Write out every entry word for word.

_EXCERPTED RECORDS:_
-- begin --

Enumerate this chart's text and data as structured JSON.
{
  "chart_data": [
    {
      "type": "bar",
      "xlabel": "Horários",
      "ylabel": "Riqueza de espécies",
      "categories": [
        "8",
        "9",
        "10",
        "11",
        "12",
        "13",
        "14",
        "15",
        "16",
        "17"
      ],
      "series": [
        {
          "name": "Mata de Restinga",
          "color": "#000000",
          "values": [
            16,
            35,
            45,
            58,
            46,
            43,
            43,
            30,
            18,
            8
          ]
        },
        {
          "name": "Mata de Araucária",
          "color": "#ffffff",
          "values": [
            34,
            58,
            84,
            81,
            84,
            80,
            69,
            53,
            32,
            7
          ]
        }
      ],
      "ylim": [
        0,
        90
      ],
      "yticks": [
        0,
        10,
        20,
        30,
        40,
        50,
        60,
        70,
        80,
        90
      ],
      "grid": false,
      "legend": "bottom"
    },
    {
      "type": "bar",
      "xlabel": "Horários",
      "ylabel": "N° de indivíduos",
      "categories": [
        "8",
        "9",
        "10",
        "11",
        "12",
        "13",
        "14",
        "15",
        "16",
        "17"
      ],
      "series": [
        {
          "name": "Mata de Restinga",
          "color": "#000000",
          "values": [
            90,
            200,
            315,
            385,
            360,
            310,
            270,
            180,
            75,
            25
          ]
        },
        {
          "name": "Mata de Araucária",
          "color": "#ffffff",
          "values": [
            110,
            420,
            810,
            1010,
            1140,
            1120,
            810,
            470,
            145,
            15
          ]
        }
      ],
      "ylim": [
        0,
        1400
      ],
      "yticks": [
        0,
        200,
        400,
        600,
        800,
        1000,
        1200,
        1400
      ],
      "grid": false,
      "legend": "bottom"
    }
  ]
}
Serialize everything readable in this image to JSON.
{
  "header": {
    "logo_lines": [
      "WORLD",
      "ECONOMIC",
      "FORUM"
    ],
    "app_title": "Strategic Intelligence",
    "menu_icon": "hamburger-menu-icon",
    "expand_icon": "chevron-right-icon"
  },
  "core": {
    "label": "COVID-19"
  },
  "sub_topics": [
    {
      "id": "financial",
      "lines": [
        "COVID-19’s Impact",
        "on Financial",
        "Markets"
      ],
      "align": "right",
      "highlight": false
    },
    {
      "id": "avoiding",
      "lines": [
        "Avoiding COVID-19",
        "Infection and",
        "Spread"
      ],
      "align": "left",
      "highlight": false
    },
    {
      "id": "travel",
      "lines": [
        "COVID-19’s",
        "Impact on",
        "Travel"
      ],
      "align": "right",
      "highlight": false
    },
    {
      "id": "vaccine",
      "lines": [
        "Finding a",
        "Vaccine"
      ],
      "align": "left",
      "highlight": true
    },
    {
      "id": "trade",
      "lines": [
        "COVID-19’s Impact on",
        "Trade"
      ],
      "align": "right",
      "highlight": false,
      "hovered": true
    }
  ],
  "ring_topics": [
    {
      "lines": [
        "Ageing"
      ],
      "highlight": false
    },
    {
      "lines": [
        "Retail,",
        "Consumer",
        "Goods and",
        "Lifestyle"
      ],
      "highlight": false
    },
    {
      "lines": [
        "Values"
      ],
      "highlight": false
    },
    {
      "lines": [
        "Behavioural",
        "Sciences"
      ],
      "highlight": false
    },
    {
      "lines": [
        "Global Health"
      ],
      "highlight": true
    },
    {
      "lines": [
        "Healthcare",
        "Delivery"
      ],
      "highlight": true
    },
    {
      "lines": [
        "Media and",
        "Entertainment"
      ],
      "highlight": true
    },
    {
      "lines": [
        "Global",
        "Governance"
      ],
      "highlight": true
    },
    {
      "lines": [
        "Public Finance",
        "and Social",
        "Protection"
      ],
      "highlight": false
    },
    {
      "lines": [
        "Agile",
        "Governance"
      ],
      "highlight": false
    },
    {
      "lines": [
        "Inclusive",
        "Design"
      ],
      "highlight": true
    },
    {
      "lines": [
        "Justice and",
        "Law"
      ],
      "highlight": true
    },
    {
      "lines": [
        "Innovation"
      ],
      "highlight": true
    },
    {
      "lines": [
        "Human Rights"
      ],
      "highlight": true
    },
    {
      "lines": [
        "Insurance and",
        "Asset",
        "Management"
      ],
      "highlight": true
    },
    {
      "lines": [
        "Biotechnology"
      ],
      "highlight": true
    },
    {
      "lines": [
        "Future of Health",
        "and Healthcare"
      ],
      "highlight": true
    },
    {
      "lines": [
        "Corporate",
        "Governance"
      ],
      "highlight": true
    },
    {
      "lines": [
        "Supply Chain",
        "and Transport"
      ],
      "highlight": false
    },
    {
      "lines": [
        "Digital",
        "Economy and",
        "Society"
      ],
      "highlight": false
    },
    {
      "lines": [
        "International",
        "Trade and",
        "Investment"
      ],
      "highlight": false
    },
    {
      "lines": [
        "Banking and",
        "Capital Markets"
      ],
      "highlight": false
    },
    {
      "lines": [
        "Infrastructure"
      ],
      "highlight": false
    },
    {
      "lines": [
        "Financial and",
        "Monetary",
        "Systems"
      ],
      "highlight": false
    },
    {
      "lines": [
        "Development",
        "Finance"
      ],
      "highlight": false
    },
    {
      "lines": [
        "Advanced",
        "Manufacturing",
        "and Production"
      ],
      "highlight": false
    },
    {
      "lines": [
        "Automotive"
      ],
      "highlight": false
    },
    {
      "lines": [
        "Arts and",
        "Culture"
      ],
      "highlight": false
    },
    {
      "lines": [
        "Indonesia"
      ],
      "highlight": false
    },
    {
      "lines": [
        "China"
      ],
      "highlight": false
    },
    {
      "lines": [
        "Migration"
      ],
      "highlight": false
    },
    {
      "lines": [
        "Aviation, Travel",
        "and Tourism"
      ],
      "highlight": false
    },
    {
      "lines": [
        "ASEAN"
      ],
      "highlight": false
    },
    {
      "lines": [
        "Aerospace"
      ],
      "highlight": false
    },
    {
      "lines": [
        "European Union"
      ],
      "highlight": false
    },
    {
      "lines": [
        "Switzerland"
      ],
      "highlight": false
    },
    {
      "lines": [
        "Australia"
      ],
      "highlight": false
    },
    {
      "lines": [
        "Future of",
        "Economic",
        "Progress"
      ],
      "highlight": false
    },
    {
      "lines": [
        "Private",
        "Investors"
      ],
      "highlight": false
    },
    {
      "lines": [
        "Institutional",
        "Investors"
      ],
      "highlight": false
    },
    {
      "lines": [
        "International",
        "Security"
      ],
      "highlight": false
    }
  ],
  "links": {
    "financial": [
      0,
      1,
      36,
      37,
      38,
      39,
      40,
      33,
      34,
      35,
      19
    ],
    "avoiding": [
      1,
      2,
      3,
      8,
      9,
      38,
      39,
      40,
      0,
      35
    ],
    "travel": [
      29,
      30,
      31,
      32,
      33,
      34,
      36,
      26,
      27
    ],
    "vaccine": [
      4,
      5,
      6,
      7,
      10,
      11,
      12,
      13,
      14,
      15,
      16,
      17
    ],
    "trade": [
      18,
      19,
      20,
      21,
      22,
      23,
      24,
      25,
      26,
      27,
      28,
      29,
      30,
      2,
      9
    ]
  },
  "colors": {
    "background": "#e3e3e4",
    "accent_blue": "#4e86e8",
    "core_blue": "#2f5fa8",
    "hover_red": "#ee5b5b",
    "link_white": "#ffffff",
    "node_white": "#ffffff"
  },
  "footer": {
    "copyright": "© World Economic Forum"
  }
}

-- end --

_WRITTEN ANSWER:_
Enumerate this chart's text and data as structured JSON.
{
  "chart_data": [
    {
      "type": "bar",
      "xlabel": "Horários",
      "ylabel": "Riqueza de espécies",
      "categories": [
        "8",
        "9",
        "10",
        "11",
        "12",
        "13",
        "14",
        "15",
        "16",
        "17"
      ],
      "series": [
        {
          "name": "Mata de Restinga",
          "color": "#000000",
          "values": [
            16,
            35,
            45,
            58,
            46,
            43,
            43,
            30,
            18,
            8
          ]
        },
        {
          "name": "Mata de Araucária",
          "color": "#ffffff",
          "values": [
            34,
            58,
            84,
            81,
            84,
            80,
            69,
            53,
            32,
            7
          ]
        }
      ],
      "ylim": [
        0,
        90
      ],
      "yticks": [
        0,
        10,
        20,
        30,
        40,
        50,
        60,
        70,
        80,
        90
      ],
      "grid": false,
      "legend": "bottom"
    },
    {
      "type": "bar",
      "xlabel": "Horários",
      "ylabel": "N° de indivíduos",
      "categories": [
        "8",
        "9",
        "10",
        "11",
        "12",
        "13",
        "14",
        "15",
        "16",
        "17"
      ],
      "series": [
        {
          "name": "Mata de Restinga",
          "color": "#000000",
          "values": [
            90,
            200,
            315,
            385,
            360,
            310,
            270,
            180,
            75,
            25
          ]
        },
        {
          "name": "Mata de Araucária",
          "color": "#ffffff",
          "values": [
            110,
            420,
            810,
            1010,
            1140,
            1120,
            810,
            470,
            145,
            15
          ]
        }
      ],
      "ylim": [
        0,
        1400
      ],
      "yticks": [
        0,
        200,
        400,
        600,
        800,
        1000,
        1200,
        1400
      ],
      "grid": false,
      "legend": "bottom"
    }
  ]
}
Serialize everything readable in this image to JSON.
{
  "header": {
    "logo_lines": [
      "WORLD",
      "ECONOMIC",
      "FORUM"
    ],
    "app_title": "Strategic Intelligence",
    "menu_icon": "hamburger-menu-icon",
    "expand_icon": "chevron-right-icon"
  },
  "core": {
    "label": "COVID-19"
  },
  "sub_topics": [
    {
      "id": "financial",
      "lines": [
        "COVID-19’s Impact",
        "on Financial",
        "Markets"
      ],
      "align": "right",
      "highlight": false
    },
    {
      "id": "avoiding",
      "lines": [
        "Avoiding COVID-19",
        "Infection and",
        "Spread"
      ],
      "align": "left",
      "highlight": false
    },
    {
      "id": "travel",
      "lines": [
        "COVID-19’s",
        "Impact on",
        "Travel"
      ],
      "align": "right",
      "highlight": false
    },
    {
      "id": "vaccine",
      "lines": [
        "Finding a",
        "Vaccine"
      ],
      "align": "left",
      "highlight": true
    },
    {
      "id": "trade",
      "lines": [
        "COVID-19’s Impact on",
        "Trade"
      ],
      "align": "right",
      "highlight": false,
      "hovered": true
    }
  ],
  "ring_topics": [
    {
      "lines": [
        "Ageing"
      ],
      "highlight": false
    },
    {
      "lines": [
        "Retail,",
        "Consumer",
        "Goods and",
        "Lifestyle"
      ],
      "highlight": false
    },
    {
      "lines": [
        "Values"
      ],
      "highlight": false
    },
    {
      "lines": [
        "Behavioural",
        "Sciences"
      ],
      "highlight": false
    },
    {
      "lines": [
        "Global Health"
      ],
      "highlight": true
    },
    {
      "lines": [
        "Healthcare",
        "Delivery"
      ],
      "highlight": true
    },
    {
      "lines": [
        "Media and",
        "Entertainment"
      ],
      "highlight": true
    },
    {
      "lines": [
        "Global",
        "Governance"
      ],
      "highlight": true
    },
    {
      "lines": [
        "Public Finance",
        "and Social",
        "Protection"
      ],
      "highlight": false
    },
    {
      "lines": [
        "Agile",
        "Governance"
      ],
      "highlight": false
    },
    {
      "lines": [
        "Inclusive",
        "Design"
      ],
      "highlight": true
    },
    {
      "lines": [
        "Justice and",
        "Law"
      ],
      "highlight": true
    },
    {
      "lines": [
        "Innovation"
      ],
      "highlight": true
    },
    {
      "lines": [
        "Human Rights"
      ],
      "highlight": true
    },
    {
      "lines": [
        "Insurance and",
        "Asset",
        "Management"
      ],
      "highlight": true
    },
    {
      "lines": [
        "Biotechnology"
      ],
      "highlight": true
    },
    {
      "lines": [
        "Future of Health",
        "and Healthcare"
      ],
      "highlight": true
    },
    {
      "lines": [
        "Corporate",
        "Governance"
      ],
      "highlight": true
    },
    {
      "lines": [
        "Supply Chain",
        "and Transport"
      ],
      "highlight": false
    },
    {
      "lines": [
        "Digital",
        "Economy and",
        "Society"
      ],
      "highlight": false
    },
    {
      "lines": [
        "International",
        "Trade and",
        "Investment"
      ],
      "highlight": false
    },
    {
      "lines": [
        "Banking and",
        "Capital Markets"
      ],
      "highlight": false
    },
    {
      "lines": [
        "Infrastructure"
      ],
      "highlight": false
    },
    {
      "lines": [
        "Financial and",
        "Monetary",
        "Systems"
      ],
      "highlight": false
    },
    {
      "lines": [
        "Development",
        "Finance"
      ],
      "highlight": false
    },
    {
      "lines": [
        "Advanced",
        "Manufacturing",
        "and Production"
      ],
      "highlight": false
    },
    {
      "lines": [
        "Automotive"
      ],
      "highlight": false
    },
    {
      "lines": [
        "Arts and",
        "Culture"
      ],
      "highlight": false
    },
    {
      "lines": [
        "Indonesia"
      ],
      "highlight": false
    },
    {
      "lines": [
        "China"
      ],
      "highlight": false
    },
    {
      "lines": [
        "Migration"
      ],
      "highlight": false
    },
    {
      "lines": [
        "Aviation, Travel",
        "and Tourism"
      ],
      "highlight": false
    },
    {
      "lines": [
        "ASEAN"
      ],
      "highlight": false
    },
    {
      "lines": [
        "Aerospace"
      ],
      "highlight": false
    },
    {
      "lines": [
        "European Union"
      ],
      "highlight": false
    },
    {
      "lines": [
        "Switzerland"
      ],
      "highlight": false
    },
    {
      "lines": [
        "Australia"
      ],
      "highlight": false
    },
    {
      "lines": [
        "Future of",
        "Economic",
        "Progress"
      ],
      "highlight": false
    },
    {
      "lines": [
        "Private",
        "Investors"
      ],
      "highlight": false
    },
    {
      "lines": [
        "Institutional",
        "Investors"
      ],
      "highlight": false
    },
    {
      "lines": [
        "International",
        "Security"
      ],
      "highlight": false
    }
  ],
  "links": {
    "financial": [
      0,
      1,
      36,
      37,
      38,
      39,
      40,
      33,
      34,
      35,
      19
    ],
    "avoiding": [
      1,
      2,
      3,
      8,
      9,
      38,
      39,
      40,
      0,
      35
    ],
    "travel": [
      29,
      30,
      31,
      32,
      33,
      34,
      36,
      26,
      27
    ],
    "vaccine": [
      4,
      5,
      6,
      7,
      10,
      11,
      12,
      13,
      14,
      15,
      16,
      17
    ],
    "trade": [
      18,
      19,
      20,
      21,
      22,
      23,
      24,
      25,
      26,
      27,
      28,
      29,
      30,
      2,
      9
    ]
  },
  "colors": {
    "background": "#e3e3e4",
    "accent_blue": "#4e86e8",
    "core_blue": "#2f5fa8",
    "hover_red": "#ee5b5b",
    "link_white": "#ffffff",
    "node_white": "#ffffff"
  },
  "footer": {
    "copyright": "© World Economic Forum"
  }
}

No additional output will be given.